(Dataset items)
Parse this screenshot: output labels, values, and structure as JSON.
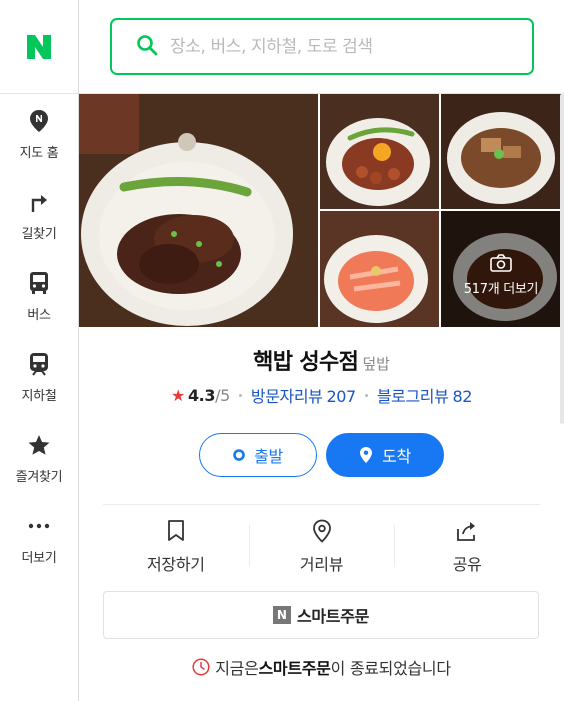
{
  "app": {
    "brand_color": "#03c75a",
    "accent_color": "#1877f2"
  },
  "search": {
    "placeholder": "장소, 버스, 지하철, 도로 검색",
    "value": ""
  },
  "sidebar": {
    "items": [
      {
        "label": "지도 홈",
        "icon": "map-pin-icon"
      },
      {
        "label": "길찾기",
        "icon": "turn-right-icon"
      },
      {
        "label": "버스",
        "icon": "bus-icon"
      },
      {
        "label": "지하철",
        "icon": "subway-icon"
      },
      {
        "label": "즐겨찾기",
        "icon": "star-icon"
      },
      {
        "label": "더보기",
        "icon": "more-dots-icon"
      }
    ]
  },
  "place": {
    "photos_more_label": "517개 더보기",
    "name": "핵밥 성수점",
    "category": "덮밥",
    "rating": "4.3",
    "rating_max": "/5",
    "visitor_review_label": "방문자리뷰",
    "visitor_review_count": "207",
    "blog_review_label": "블로그리뷰",
    "blog_review_count": "82",
    "start_label": "출발",
    "arrive_label": "도착",
    "actions": [
      {
        "label": "저장하기",
        "icon": "bookmark-icon"
      },
      {
        "label": "거리뷰",
        "icon": "street-view-pin-icon"
      },
      {
        "label": "공유",
        "icon": "share-icon"
      }
    ],
    "smart_order_badge": "N",
    "smart_order_label": "스마트주문",
    "notice_prefix": "지금은 ",
    "notice_bold": "스마트주문",
    "notice_suffix": "이 종료되었습니다"
  }
}
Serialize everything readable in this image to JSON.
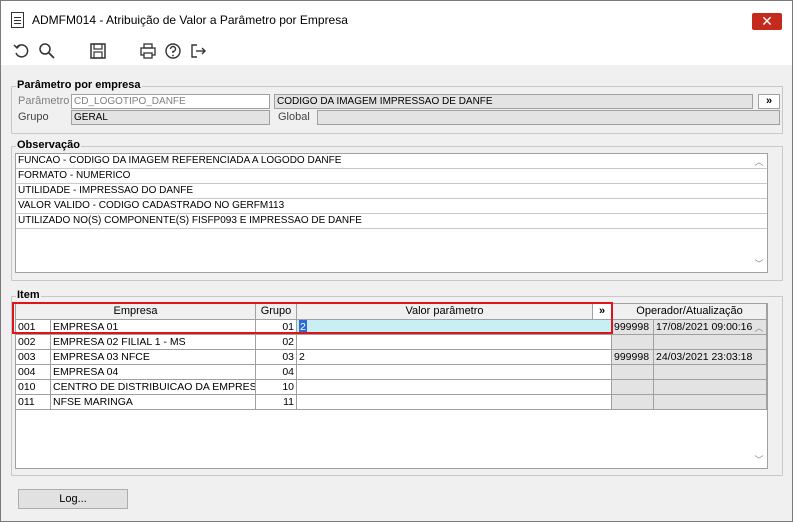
{
  "window": {
    "title": "ADMFM014 - Atribuição de Valor a Parâmetro por Empresa",
    "close_glyph": "✕"
  },
  "toolbar": {
    "icons": [
      "undo-icon",
      "search-icon",
      "save-icon",
      "print-icon",
      "help-icon",
      "exit-icon"
    ]
  },
  "param_section": {
    "title": "Parâmetro por empresa",
    "parametro_label": "Parâmetro",
    "parametro_value": "CD_LOGOTIPO_DANFE",
    "parametro_desc": "CODIGO DA IMAGEM IMPRESSAO DE DANFE",
    "more_label": "»",
    "grupo_label": "Grupo",
    "grupo_value": "GERAL",
    "global_label": "Global",
    "global_value": ""
  },
  "obs_section": {
    "title": "Observação",
    "lines": [
      "FUNCAO - CODIGO DA IMAGEM REFERENCIADA A LOGODO DANFE",
      "FORMATO - NUMERICO",
      "UTILIDADE - IMPRESSAO DO DANFE",
      "VALOR VALIDO - CODIGO CADASTRADO NO GERFM113",
      "UTILIZADO NO(S) COMPONENTE(S) FISFP093 E IMPRESSAO DE DANFE"
    ]
  },
  "item_section": {
    "title": "Item",
    "columns": {
      "empresa": "Empresa",
      "grupo": "Grupo",
      "valor": "Valor parâmetro",
      "valor_more": "»",
      "operador": "Operador/Atualização"
    },
    "rows": [
      {
        "code": "001",
        "empresa": "EMPRESA 01",
        "grupo": "01",
        "valor": "2",
        "operador": "999998",
        "data": "17/08/2021 09:00:16"
      },
      {
        "code": "002",
        "empresa": "EMPRESA 02 FILIAL 1 - MS",
        "grupo": "02",
        "valor": "",
        "operador": "",
        "data": ""
      },
      {
        "code": "003",
        "empresa": "EMPRESA 03 NFCE",
        "grupo": "03",
        "valor": "2",
        "operador": "999998",
        "data": "24/03/2021 23:03:18"
      },
      {
        "code": "004",
        "empresa": "EMPRESA 04",
        "grupo": "04",
        "valor": "",
        "operador": "",
        "data": ""
      },
      {
        "code": "010",
        "empresa": "CENTRO DE DISTRIBUICAO DA EMPRESA",
        "grupo": "10",
        "valor": "",
        "operador": "",
        "data": ""
      },
      {
        "code": "011",
        "empresa": "NFSE MARINGA",
        "grupo": "11",
        "valor": "",
        "operador": "",
        "data": ""
      }
    ]
  },
  "footer": {
    "log_label": "Log..."
  }
}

Task details
Print out the material word for word, omitting the pictures.

Written solution
Parse this screenshot: output labels, values, and structure as JSON.
{
  "app": {
    "brand_color": "#03c75a",
    "accent_color": "#1877f2"
  },
  "search": {
    "placeholder": "장소, 버스, 지하철, 도로 검색",
    "value": ""
  },
  "sidebar": {
    "items": [
      {
        "label": "지도 홈",
        "icon": "map-pin-icon"
      },
      {
        "label": "길찾기",
        "icon": "turn-right-icon"
      },
      {
        "label": "버스",
        "icon": "bus-icon"
      },
      {
        "label": "지하철",
        "icon": "subway-icon"
      },
      {
        "label": "즐겨찾기",
        "icon": "star-icon"
      },
      {
        "label": "더보기",
        "icon": "more-dots-icon"
      }
    ]
  },
  "place": {
    "photos_more_label": "517개 더보기",
    "name": "핵밥 성수점",
    "category": "덮밥",
    "rating": "4.3",
    "rating_max": "/5",
    "visitor_review_label": "방문자리뷰",
    "visitor_review_count": "207",
    "blog_review_label": "블로그리뷰",
    "blog_review_count": "82",
    "start_label": "출발",
    "arrive_label": "도착",
    "actions": [
      {
        "label": "저장하기",
        "icon": "bookmark-icon"
      },
      {
        "label": "거리뷰",
        "icon": "street-view-pin-icon"
      },
      {
        "label": "공유",
        "icon": "share-icon"
      }
    ],
    "smart_order_badge": "N",
    "smart_order_label": "스마트주문",
    "notice_prefix": "지금은 ",
    "notice_bold": "스마트주문",
    "notice_suffix": "이 종료되었습니다"
  }
}
Serialize everything readable in this image to JSON.
{
  "window": {
    "title": "ADMFM014 - Atribuição de Valor a Parâmetro por Empresa",
    "close_glyph": "✕"
  },
  "toolbar": {
    "icons": [
      "undo-icon",
      "search-icon",
      "save-icon",
      "print-icon",
      "help-icon",
      "exit-icon"
    ]
  },
  "param_section": {
    "title": "Parâmetro por empresa",
    "parametro_label": "Parâmetro",
    "parametro_value": "CD_LOGOTIPO_DANFE",
    "parametro_desc": "CODIGO DA IMAGEM IMPRESSAO DE DANFE",
    "more_label": "»",
    "grupo_label": "Grupo",
    "grupo_value": "GERAL",
    "global_label": "Global",
    "global_value": ""
  },
  "obs_section": {
    "title": "Observação",
    "lines": [
      "FUNCAO - CODIGO DA IMAGEM REFERENCIADA A LOGODO DANFE",
      "FORMATO - NUMERICO",
      "UTILIDADE - IMPRESSAO DO DANFE",
      "VALOR VALIDO - CODIGO CADASTRADO NO GERFM113",
      "UTILIZADO NO(S) COMPONENTE(S) FISFP093 E IMPRESSAO DE DANFE"
    ]
  },
  "item_section": {
    "title": "Item",
    "columns": {
      "empresa": "Empresa",
      "grupo": "Grupo",
      "valor": "Valor parâmetro",
      "valor_more": "»",
      "operador": "Operador/Atualização"
    },
    "rows": [
      {
        "code": "001",
        "empresa": "EMPRESA 01",
        "grupo": "01",
        "valor": "2",
        "operador": "999998",
        "data": "17/08/2021 09:00:16"
      },
      {
        "code": "002",
        "empresa": "EMPRESA 02 FILIAL 1 - MS",
        "grupo": "02",
        "valor": "",
        "operador": "",
        "data": ""
      },
      {
        "code": "003",
        "empresa": "EMPRESA 03 NFCE",
        "grupo": "03",
        "valor": "2",
        "operador": "999998",
        "data": "24/03/2021 23:03:18"
      },
      {
        "code": "004",
        "empresa": "EMPRESA 04",
        "grupo": "04",
        "valor": "",
        "operador": "",
        "data": ""
      },
      {
        "code": "010",
        "empresa": "CENTRO DE DISTRIBUICAO DA EMPRESA",
        "grupo": "10",
        "valor": "",
        "operador": "",
        "data": ""
      },
      {
        "code": "011",
        "empresa": "NFSE MARINGA",
        "grupo": "11",
        "valor": "",
        "operador": "",
        "data": ""
      }
    ]
  },
  "footer": {
    "log_label": "Log..."
  }
}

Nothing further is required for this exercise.